Required task: Scan the lines below for "gusts"; report the number of lines that contain it, and only that.

Provided data:
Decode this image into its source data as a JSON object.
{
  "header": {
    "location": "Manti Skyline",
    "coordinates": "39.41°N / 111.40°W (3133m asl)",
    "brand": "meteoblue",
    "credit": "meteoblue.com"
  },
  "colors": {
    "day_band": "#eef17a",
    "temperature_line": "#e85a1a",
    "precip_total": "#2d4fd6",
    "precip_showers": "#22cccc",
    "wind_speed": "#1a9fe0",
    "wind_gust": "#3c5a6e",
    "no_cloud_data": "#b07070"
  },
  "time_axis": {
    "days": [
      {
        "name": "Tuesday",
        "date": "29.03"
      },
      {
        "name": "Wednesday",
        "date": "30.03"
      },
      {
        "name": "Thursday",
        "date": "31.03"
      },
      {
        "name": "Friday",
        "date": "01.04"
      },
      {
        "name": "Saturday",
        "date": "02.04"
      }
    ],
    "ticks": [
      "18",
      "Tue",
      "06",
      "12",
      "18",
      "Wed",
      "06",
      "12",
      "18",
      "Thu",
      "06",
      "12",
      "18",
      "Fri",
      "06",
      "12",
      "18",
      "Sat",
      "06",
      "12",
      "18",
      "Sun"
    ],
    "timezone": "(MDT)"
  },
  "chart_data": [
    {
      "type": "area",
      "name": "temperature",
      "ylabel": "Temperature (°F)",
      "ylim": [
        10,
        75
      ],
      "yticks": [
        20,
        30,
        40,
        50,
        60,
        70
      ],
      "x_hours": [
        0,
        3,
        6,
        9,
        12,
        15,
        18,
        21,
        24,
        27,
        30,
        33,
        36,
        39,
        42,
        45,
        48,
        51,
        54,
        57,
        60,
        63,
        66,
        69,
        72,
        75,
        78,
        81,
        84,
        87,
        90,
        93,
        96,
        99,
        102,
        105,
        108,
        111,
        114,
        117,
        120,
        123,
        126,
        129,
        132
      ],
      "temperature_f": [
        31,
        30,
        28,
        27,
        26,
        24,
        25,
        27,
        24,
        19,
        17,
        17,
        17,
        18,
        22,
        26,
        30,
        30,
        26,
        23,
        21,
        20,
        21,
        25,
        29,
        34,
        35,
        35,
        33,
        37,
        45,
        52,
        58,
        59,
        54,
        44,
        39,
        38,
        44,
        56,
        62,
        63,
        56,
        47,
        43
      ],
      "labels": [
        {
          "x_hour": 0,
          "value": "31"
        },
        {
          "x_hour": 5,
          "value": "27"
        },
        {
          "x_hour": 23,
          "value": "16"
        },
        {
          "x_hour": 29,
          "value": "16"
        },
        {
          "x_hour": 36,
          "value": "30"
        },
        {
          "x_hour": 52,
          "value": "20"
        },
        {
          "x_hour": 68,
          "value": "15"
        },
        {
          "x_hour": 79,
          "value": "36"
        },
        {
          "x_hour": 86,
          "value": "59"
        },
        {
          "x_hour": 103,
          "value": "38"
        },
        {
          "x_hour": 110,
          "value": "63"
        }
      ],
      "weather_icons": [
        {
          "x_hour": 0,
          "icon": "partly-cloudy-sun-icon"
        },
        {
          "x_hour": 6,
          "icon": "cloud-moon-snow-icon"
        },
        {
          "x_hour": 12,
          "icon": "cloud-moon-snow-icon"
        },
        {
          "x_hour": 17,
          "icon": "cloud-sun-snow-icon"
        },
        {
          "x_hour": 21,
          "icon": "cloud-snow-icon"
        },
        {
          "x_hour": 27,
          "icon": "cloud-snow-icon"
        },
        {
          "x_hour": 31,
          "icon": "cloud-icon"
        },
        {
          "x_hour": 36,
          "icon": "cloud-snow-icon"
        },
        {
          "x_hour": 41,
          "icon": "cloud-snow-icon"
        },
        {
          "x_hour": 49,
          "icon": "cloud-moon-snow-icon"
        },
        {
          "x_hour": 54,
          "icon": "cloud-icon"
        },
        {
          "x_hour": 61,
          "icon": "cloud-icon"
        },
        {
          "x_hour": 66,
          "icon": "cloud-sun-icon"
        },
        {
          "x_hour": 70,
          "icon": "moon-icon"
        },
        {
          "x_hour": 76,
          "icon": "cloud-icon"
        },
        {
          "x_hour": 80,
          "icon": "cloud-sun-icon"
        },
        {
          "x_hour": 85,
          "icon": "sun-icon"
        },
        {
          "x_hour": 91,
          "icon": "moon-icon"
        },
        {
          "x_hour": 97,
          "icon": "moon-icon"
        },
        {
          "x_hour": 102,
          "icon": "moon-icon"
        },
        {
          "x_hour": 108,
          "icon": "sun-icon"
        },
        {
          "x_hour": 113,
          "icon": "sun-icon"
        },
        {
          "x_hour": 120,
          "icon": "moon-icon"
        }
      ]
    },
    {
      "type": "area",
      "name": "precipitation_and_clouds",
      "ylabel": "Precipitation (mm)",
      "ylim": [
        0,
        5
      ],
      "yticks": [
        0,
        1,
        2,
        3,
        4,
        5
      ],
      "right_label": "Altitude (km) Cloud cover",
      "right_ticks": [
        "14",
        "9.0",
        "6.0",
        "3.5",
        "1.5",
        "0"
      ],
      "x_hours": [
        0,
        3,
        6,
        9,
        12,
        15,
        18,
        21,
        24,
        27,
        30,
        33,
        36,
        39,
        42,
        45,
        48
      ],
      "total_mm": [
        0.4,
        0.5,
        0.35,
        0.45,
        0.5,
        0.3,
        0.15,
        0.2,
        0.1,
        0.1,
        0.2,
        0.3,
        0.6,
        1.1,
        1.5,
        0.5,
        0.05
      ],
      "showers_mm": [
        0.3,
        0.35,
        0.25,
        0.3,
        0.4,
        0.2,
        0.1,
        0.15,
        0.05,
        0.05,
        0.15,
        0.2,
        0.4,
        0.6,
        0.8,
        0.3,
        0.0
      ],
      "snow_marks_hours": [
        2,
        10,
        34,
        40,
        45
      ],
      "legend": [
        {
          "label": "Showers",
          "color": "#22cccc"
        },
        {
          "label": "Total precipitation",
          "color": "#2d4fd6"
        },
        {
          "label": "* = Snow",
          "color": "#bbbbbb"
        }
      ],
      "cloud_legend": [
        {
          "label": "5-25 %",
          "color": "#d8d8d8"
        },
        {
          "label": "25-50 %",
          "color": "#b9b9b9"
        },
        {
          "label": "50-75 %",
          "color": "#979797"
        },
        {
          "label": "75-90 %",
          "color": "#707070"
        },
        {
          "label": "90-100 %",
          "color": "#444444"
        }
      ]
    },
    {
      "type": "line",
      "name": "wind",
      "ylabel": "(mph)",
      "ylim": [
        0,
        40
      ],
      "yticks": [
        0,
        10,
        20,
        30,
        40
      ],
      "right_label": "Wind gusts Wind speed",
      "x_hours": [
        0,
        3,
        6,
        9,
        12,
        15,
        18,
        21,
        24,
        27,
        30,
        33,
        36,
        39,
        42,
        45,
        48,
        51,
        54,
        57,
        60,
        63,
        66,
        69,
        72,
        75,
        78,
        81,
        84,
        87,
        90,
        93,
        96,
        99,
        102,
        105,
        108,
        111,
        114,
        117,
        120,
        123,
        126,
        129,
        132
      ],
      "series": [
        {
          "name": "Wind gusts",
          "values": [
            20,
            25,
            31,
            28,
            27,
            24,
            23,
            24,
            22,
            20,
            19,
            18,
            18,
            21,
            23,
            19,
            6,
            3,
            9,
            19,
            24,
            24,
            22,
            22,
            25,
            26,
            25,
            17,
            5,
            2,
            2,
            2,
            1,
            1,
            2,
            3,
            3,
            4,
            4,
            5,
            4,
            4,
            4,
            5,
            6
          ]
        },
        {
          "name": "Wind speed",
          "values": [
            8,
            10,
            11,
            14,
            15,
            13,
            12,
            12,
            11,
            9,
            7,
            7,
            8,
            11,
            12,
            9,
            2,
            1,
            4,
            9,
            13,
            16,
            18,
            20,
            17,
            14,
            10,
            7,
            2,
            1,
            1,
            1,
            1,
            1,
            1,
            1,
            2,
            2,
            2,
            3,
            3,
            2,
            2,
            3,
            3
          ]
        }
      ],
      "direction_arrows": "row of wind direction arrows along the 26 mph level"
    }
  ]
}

Reply to the exercise: 2